Exercise brief: From the data below, copy out every line in which the word "Underexpressed" occurs.

Task data:
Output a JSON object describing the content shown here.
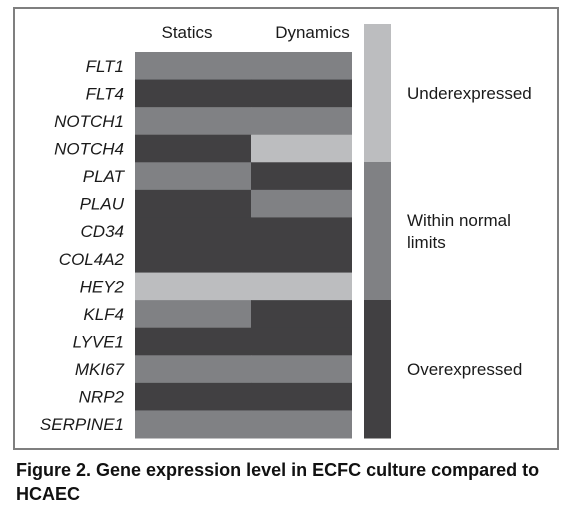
{
  "chart_data": {
    "type": "heatmap",
    "columns": [
      "Statics",
      "Dynamics"
    ],
    "rows": [
      "FLT1",
      "FLT4",
      "NOTCH1",
      "NOTCH4",
      "PLAT",
      "PLAU",
      "CD34",
      "COL4A2",
      "HEY2",
      "KLF4",
      "LYVE1",
      "MKI67",
      "NRP2",
      "SERPINE1"
    ],
    "levels": [
      "Underexpressed",
      "Within normal limits",
      "Overexpressed"
    ],
    "legend": [
      {
        "level": "Underexpressed",
        "label_lines": [
          "Underexpressed"
        ]
      },
      {
        "level": "Within normal limits",
        "label_lines": [
          "Within normal",
          "limits"
        ]
      },
      {
        "level": "Overexpressed",
        "label_lines": [
          "Overexpressed"
        ]
      }
    ],
    "values": [
      [
        "Within normal limits",
        "Within normal limits"
      ],
      [
        "Overexpressed",
        "Overexpressed"
      ],
      [
        "Within normal limits",
        "Within normal limits"
      ],
      [
        "Overexpressed",
        "Underexpressed"
      ],
      [
        "Within normal limits",
        "Overexpressed"
      ],
      [
        "Overexpressed",
        "Within normal limits"
      ],
      [
        "Overexpressed",
        "Overexpressed"
      ],
      [
        "Overexpressed",
        "Overexpressed"
      ],
      [
        "Underexpressed",
        "Underexpressed"
      ],
      [
        "Within normal limits",
        "Overexpressed"
      ],
      [
        "Overexpressed",
        "Overexpressed"
      ],
      [
        "Within normal limits",
        "Within normal limits"
      ],
      [
        "Overexpressed",
        "Overexpressed"
      ],
      [
        "Within normal limits",
        "Within normal limits"
      ]
    ],
    "colors": {
      "Underexpressed": "#bcbdbf",
      "Within normal limits": "#808184",
      "Overexpressed": "#414042"
    },
    "legend_position": "right"
  },
  "figure": {
    "caption": "Figure 2. Gene expression level in ECFC culture compared to HCAEC"
  }
}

Task output:
      "Underexpressed",
        "level": "Underexpressed",
          "Underexpressed"
        "Underexpressed"
        "Underexpressed",
        "Underexpressed"
      "Underexpressed": "#bcbdbf",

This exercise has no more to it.